__To-do list__:
• A. Give every code comment (each starting with //) that appears in the PHP thread on $GLOBALS below.
• B. From the PHP thread on $GLOBALS below, copy the text between "It's even possible" and "function getFoo()", inclusive.

__Source passage__:
— begin —
Why setting superglobal variable $GLOBALS['foo'] doesn't work?

Question

The following code produces a warning:

<?php
$GLOBALS['foo'] = "Example content<BR><BR>";
echo $foo; // that works!
Test();

function Test()
{
    echo $foo; // that doesn't work!
}
?>

The warning is:

Notice: Undefined variable: foo

How come ?

Answer 1

Inside the function, $foo is out of scope unless you call it as $GLOBALS['foo'] or use global $foo. Defining a global with $GLOBALS, although it improves readability, does not automatically reserve the variable name for use in all scopes. You still need to explicitly call the global variable inside lower scopes to make use of it.

function Test()
{
    echo $GLOBALS['foo'];

    // Or less clear, use the global keyword
    global $foo;
    echo $foo;
}

It's even possible to have both a local and a global $foo in the same function (though not at all recommended):

$GLOBALS['foo'] = "foo! :)";
function getFoo()
{
  $foo = "boo :(";
  echo $GLOBALS['foo'] . "\n"; // Global $foo
  echo $foo;            // Local scope $foo since it has no global keyword
}

getFoo();
// foo! :)
— end —
__Recorded data__:
— begin —
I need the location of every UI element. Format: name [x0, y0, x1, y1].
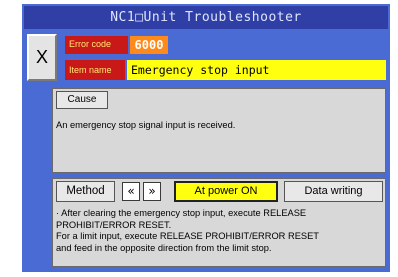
item-name-label: Item name	[65, 60, 125, 80]
cause-text: An emergency stop signal input is receiv…	[56, 120, 236, 130]
item-name-value: Emergency stop input	[127, 60, 386, 80]
method-text: · After clearing the emergency stop inpu…	[56, 208, 382, 254]
data-writing-button[interactable]: Data writing	[284, 181, 383, 202]
error-code-value: 6000	[130, 36, 168, 54]
close-button[interactable]: X	[27, 34, 57, 81]
method-line: and feed in the opposite direction from …	[56, 242, 272, 253]
method-line: · After clearing the emergency stop inpu…	[56, 208, 307, 218]
previous-button[interactable]: «	[122, 182, 140, 201]
method-tab[interactable]: Method	[56, 181, 115, 202]
next-button[interactable]: »	[143, 182, 161, 201]
method-line: For a limit input, execute RELEASE PROHI…	[56, 231, 319, 241]
at-power-on-button[interactable]: At power ON	[174, 181, 278, 202]
window-title: NC1□Unit Troubleshooter	[24, 6, 388, 29]
error-code-label: Error code	[65, 36, 128, 54]
method-line: PROHIBIT/ERROR RESET.	[56, 219, 172, 230]
cause-tab[interactable]: Cause	[56, 91, 108, 109]
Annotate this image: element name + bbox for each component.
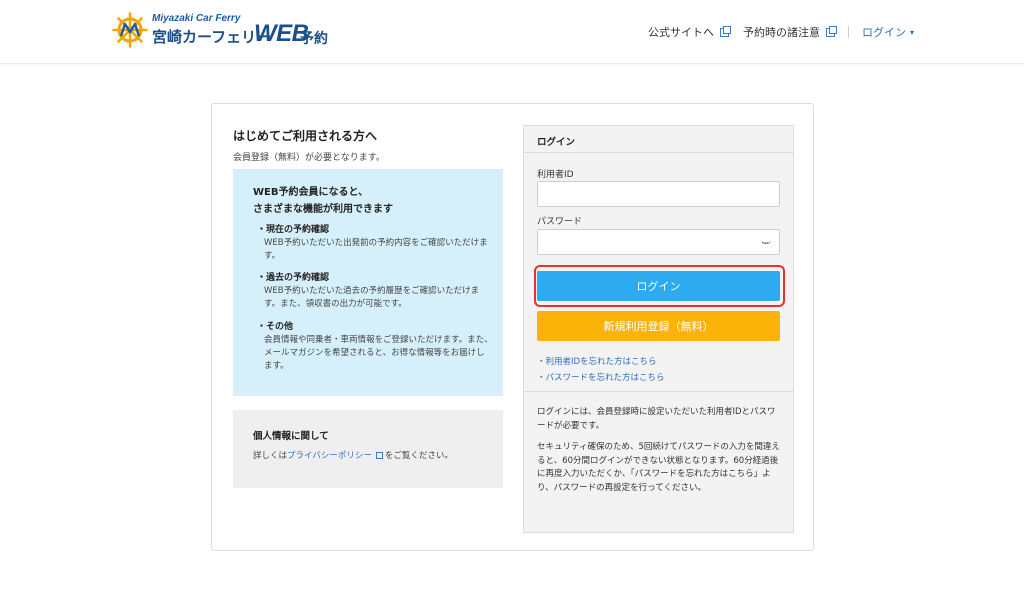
password-field-wrap <box>524 229 793 255</box>
header-login-label: ログイン <box>861 26 906 39</box>
benefits-box: WEB予約会員になると、 さまざまな機能が利用できます ・現在の予約確認 WEB… <box>233 169 503 396</box>
eye-closed-icon[interactable] <box>761 240 771 244</box>
user-id-input[interactable] <box>537 181 780 207</box>
external-link-icon <box>375 452 383 459</box>
logo-subtitle: Miyazaki Car Ferry <box>152 13 241 24</box>
ship-wheel-logo-icon <box>112 12 148 48</box>
first-time-title: はじめてご利用される方へ <box>233 129 378 143</box>
privacy-text: 詳しくはプライバシーポリシー をご覧ください。 <box>253 451 453 461</box>
external-link-icon <box>719 25 731 37</box>
notes-label: 予約時の諸注意 <box>742 26 820 39</box>
login-button[interactable]: ログイン <box>537 271 780 301</box>
external-link-icon <box>825 25 837 37</box>
official-site-link[interactable]: 公式サイトへ <box>647 24 731 40</box>
login-divider <box>524 391 793 392</box>
benefit-item-past: ・過去の予約確認 WEB予約いただいた過去の予約履歴をご確認いただけます。また、… <box>257 273 480 309</box>
logo-yoyaku: 予約 <box>300 30 328 46</box>
forgot-password-link[interactable]: ・パスワードを忘れた方はこちら <box>537 371 665 383</box>
site-header: Miyazaki Car Ferry 宮崎カーフェリー WEB 予約 公式サイト… <box>0 0 1024 64</box>
login-panel: ログイン 利用者ID パスワード ログイン 新規利用登録（無料） ・利用者IDを… <box>523 125 794 533</box>
register-button[interactable]: 新規利用登録（無料） <box>537 311 780 341</box>
benefit-item-current: ・現在の予約確認 WEB予約いただいた出発前の予約内容をご確認いただけます。 <box>257 225 488 261</box>
header-login-menu[interactable]: ログイン ▾ <box>862 24 914 40</box>
first-time-desc: 会員登録（無料）が必要となります。 <box>233 153 385 163</box>
privacy-box: 個人情報に関して 詳しくはプライバシーポリシー をご覧ください。 <box>233 410 503 488</box>
benefits-heading: WEB予約会員になると、 さまざまな機能が利用できます <box>253 187 393 215</box>
password-label: パスワード <box>537 217 583 227</box>
chevron-down-icon: ▾ <box>909 27 914 37</box>
user-id-label: 利用者ID <box>537 170 574 180</box>
privacy-policy-link[interactable]: プライバシーポリシー <box>287 451 372 461</box>
header-nav: 公式サイトへ 予約時の諸注意 ログイン ▾ <box>648 24 914 40</box>
login-note-2: セキュリティ確保のため、5回続けてパスワードの入力を間違えると、60分間ログイン… <box>537 442 780 493</box>
notes-link[interactable]: 予約時の諸注意 <box>742 24 837 40</box>
password-input[interactable] <box>537 229 780 255</box>
forgot-id-link[interactable]: ・利用者IDを忘れた方はこちら <box>537 355 657 367</box>
official-site-label: 公式サイトへ <box>647 26 714 39</box>
login-card: はじめてご利用される方へ 会員登録（無料）が必要となります。 WEB予約会員にな… <box>211 103 814 551</box>
benefit-item-other: ・その他 会員情報や同乗者・車両情報をご登録いただけます。また、メールマガジンを… <box>257 322 493 371</box>
nav-divider <box>847 26 849 38</box>
site-logo[interactable]: Miyazaki Car Ferry 宮崎カーフェリー WEB 予約 <box>112 10 342 50</box>
privacy-title: 個人情報に関して <box>253 431 329 442</box>
login-note-1: ログインには、会員登録時に設定いただいた利用者IDとパスワードが必要です。 <box>537 407 776 431</box>
login-panel-title: ログイン <box>524 126 793 153</box>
— end —
__Outputs by task__:
• A.
// that works!
// that doesn't work!
// Or less clear, use the global keyword
// Global $foo
// Local scope $foo since it has no global keyword
// foo! :)

• B.
It's even possible to have both a local and a global $foo in the same function (though not at all recommended):

$GLOBALS['foo'] = "foo! :)";
function getFoo()